Exercise details
The records that follow need to be output exactly as they are.

Data to use
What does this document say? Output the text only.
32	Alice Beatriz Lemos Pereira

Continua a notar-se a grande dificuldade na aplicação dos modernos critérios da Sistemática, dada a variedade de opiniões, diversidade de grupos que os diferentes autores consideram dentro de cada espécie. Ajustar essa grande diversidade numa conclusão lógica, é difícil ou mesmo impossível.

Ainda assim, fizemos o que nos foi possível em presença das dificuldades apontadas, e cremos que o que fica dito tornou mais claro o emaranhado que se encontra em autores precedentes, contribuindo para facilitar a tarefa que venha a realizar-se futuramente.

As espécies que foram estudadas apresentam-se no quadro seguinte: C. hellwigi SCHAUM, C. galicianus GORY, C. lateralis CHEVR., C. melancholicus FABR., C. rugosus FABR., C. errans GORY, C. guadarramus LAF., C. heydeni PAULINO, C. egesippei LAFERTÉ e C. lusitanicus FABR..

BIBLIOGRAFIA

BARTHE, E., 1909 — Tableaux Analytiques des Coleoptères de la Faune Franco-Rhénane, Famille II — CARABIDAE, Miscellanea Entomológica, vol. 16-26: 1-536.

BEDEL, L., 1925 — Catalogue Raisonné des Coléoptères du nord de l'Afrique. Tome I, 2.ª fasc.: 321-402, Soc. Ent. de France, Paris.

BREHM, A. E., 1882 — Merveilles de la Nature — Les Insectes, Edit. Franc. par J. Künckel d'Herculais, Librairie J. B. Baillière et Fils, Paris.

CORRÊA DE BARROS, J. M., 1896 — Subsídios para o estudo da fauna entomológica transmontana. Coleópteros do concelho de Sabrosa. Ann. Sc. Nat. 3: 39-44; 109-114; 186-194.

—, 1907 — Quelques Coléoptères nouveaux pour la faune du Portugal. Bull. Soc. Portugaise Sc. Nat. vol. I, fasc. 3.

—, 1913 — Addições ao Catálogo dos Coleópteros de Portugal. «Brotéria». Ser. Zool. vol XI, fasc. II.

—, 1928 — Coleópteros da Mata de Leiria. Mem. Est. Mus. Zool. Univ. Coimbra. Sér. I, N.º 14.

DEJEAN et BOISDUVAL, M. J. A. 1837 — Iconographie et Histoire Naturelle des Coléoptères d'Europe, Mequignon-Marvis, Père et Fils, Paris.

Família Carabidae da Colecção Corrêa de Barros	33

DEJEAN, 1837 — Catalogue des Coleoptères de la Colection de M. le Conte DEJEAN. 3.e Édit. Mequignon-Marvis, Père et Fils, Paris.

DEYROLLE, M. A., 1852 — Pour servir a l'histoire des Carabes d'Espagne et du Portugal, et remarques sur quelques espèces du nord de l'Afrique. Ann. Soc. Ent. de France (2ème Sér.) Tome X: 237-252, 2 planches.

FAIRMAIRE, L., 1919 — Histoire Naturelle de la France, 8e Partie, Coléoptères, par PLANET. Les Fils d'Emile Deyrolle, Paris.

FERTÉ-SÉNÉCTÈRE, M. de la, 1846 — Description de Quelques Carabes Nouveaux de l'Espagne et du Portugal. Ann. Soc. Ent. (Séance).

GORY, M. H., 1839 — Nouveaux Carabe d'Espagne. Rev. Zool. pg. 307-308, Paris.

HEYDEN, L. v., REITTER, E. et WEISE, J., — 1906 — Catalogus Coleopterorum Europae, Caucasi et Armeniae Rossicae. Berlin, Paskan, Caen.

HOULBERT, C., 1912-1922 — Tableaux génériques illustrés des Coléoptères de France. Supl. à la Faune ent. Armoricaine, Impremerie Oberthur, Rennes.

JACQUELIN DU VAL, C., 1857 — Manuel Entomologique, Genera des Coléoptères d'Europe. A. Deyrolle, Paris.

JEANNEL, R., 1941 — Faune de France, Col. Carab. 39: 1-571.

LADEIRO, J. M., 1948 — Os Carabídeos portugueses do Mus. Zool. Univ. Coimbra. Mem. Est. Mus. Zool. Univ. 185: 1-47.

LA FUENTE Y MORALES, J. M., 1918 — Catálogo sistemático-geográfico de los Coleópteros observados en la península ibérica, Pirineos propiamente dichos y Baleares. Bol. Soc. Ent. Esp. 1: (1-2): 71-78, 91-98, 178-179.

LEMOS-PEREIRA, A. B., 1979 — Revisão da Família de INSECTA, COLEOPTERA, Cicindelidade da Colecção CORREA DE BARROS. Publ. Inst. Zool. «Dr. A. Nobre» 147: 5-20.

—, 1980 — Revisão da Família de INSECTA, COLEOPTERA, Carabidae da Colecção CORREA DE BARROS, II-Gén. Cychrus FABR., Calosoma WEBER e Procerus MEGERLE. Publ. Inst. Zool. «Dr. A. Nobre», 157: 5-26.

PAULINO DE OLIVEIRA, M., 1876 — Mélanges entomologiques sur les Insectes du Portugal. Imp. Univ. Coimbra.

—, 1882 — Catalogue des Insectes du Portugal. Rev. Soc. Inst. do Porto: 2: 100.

Finished answer
What does this document say? Output the text only.
32	Alice Beatriz Lemos Pereira

Continua a notar-se a grande dificuldade na aplicação dos modernos critérios da Sistemática, dada a variedade de opiniões, diversidade de grupos que os diferentes autores consideram dentro de cada espécie. Ajustar essa grande diversidade numa conclusão lógica, é difícil ou mesmo impossível.

Ainda assim, fizemos o que nos foi possível em presença das dificuldades apontadas, e cremos que o que fica dito tornou mais claro o emaranhado que se encontra em autores precedentes, contribuindo para facilitar a tarefa que venha a realizar-se futuramente.

As espécies que foram estudadas apresentam-se no quadro seguinte: C. hellwigi SCHAUM, C. galicianus GORY, C. lateralis CHEVR., C. melancholicus FABR., C. rugosus FABR., C. errans GORY, C. guadarramus LAF., C. heydeni PAULINO, C. egesippei LAFERTÉ e C. lusitanicus FABR..

BIBLIOGRAFIA

BARTHE, E., 1909 — Tableaux Analytiques des Coleoptères de la Faune Franco-Rhénane, Famille II — CARABIDAE, Miscellanea Entomológica, vol. 16-26: 1-536.

BEDEL, L., 1925 — Catalogue Raisonné des Coléoptères du nord de l'Afrique. Tome I, 2.ª fasc.: 321-402, Soc. Ent. de France, Paris.

BREHM, A. E., 1882 — Merveilles de la Nature — Les Insectes, Edit. Franc. par J. Künckel d'Herculais, Librairie J. B. Baillière et Fils, Paris.

CORRÊA DE BARROS, J. M., 1896 — Subsídios para o estudo da fauna entomológica transmontana. Coleópteros do concelho de Sabrosa. Ann. Sc. Nat. 3: 39-44; 109-114; 186-194.

—, 1907 — Quelques Coléoptères nouveaux pour la faune du Portugal. Bull. Soc. Portugaise Sc. Nat. vol. I, fasc. 3.

—, 1913 — Addições ao Catálogo dos Coleópteros de Portugal. «Brotéria». Ser. Zool. vol XI, fasc. II.

—, 1928 — Coleópteros da Mata de Leiria. Mem. Est. Mus. Zool. Univ. Coimbra. Sér. I, N.º 14.

DEJEAN et BOISDUVAL, M. J. A. 1837 — Iconographie et Histoire Naturelle des Coléoptères d'Europe, Mequignon-Marvis, Père et Fils, Paris.

Família Carabidae da Colecção Corrêa de Barros	33

DEJEAN, 1837 — Catalogue des Coleoptères de la Colection de M. le Conte DEJEAN. 3.e Édit. Mequignon-Marvis, Père et Fils, Paris.

DEYROLLE, M. A., 1852 — Pour servir a l'histoire des Carabes d'Espagne et du Portugal, et remarques sur quelques espèces du nord de l'Afrique. Ann. Soc. Ent. de France (2ème Sér.) Tome X: 237-252, 2 planches.

FAIRMAIRE, L., 1919 — Histoire Naturelle de la France, 8e Partie, Coléoptères, par PLANET. Les Fils d'Emile Deyrolle, Paris.

FERTÉ-SÉNÉCTÈRE, M. de la, 1846 — Description de Quelques Carabes Nouveaux de l'Espagne et du Portugal. Ann. Soc. Ent. (Séance).

GORY, M. H., 1839 — Nouveaux Carabe d'Espagne. Rev. Zool. pg. 307-308, Paris.

HEYDEN, L. v., REITTER, E. et WEISE, J., — 1906 — Catalogus Coleopterorum Europae, Caucasi et Armeniae Rossicae. Berlin, Paskan, Caen.

HOULBERT, C., 1912-1922 — Tableaux génériques illustrés des Coléoptères de France. Supl. à la Faune ent. Armoricaine, Impremerie Oberthur, Rennes.

JACQUELIN DU VAL, C., 1857 — Manuel Entomologique, Genera des Coléoptères d'Europe. A. Deyrolle, Paris.

JEANNEL, R., 1941 — Faune de France, Col. Carab. 39: 1-571.

LADEIRO, J. M., 1948 — Os Carabídeos portugueses do Mus. Zool. Univ. Coimbra. Mem. Est. Mus. Zool. Univ. 185: 1-47.

LA FUENTE Y MORALES, J. M., 1918 — Catálogo sistemático-geográfico de los Coleópteros observados en la península ibérica, Pirineos propiamente dichos y Baleares. Bol. Soc. Ent. Esp. 1: (1-2): 71-78, 91-98, 178-179.

LEMOS-PEREIRA, A. B., 1979 — Revisão da Família de INSECTA, COLEOPTERA, Cicindelidade da Colecção CORREA DE BARROS. Publ. Inst. Zool. «Dr. A. Nobre» 147: 5-20.

—, 1980 — Revisão da Família de INSECTA, COLEOPTERA, Carabidae da Colecção CORREA DE BARROS, II-Gén. Cychrus FABR., Calosoma WEBER e Procerus MEGERLE. Publ. Inst. Zool. «Dr. A. Nobre», 157: 5-26.

PAULINO DE OLIVEIRA, M., 1876 — Mélanges entomologiques sur les Insectes du Portugal. Imp. Univ. Coimbra.

—, 1882 — Catalogue des Insectes du Portugal. Rev. Soc. Inst. do Porto: 2: 100.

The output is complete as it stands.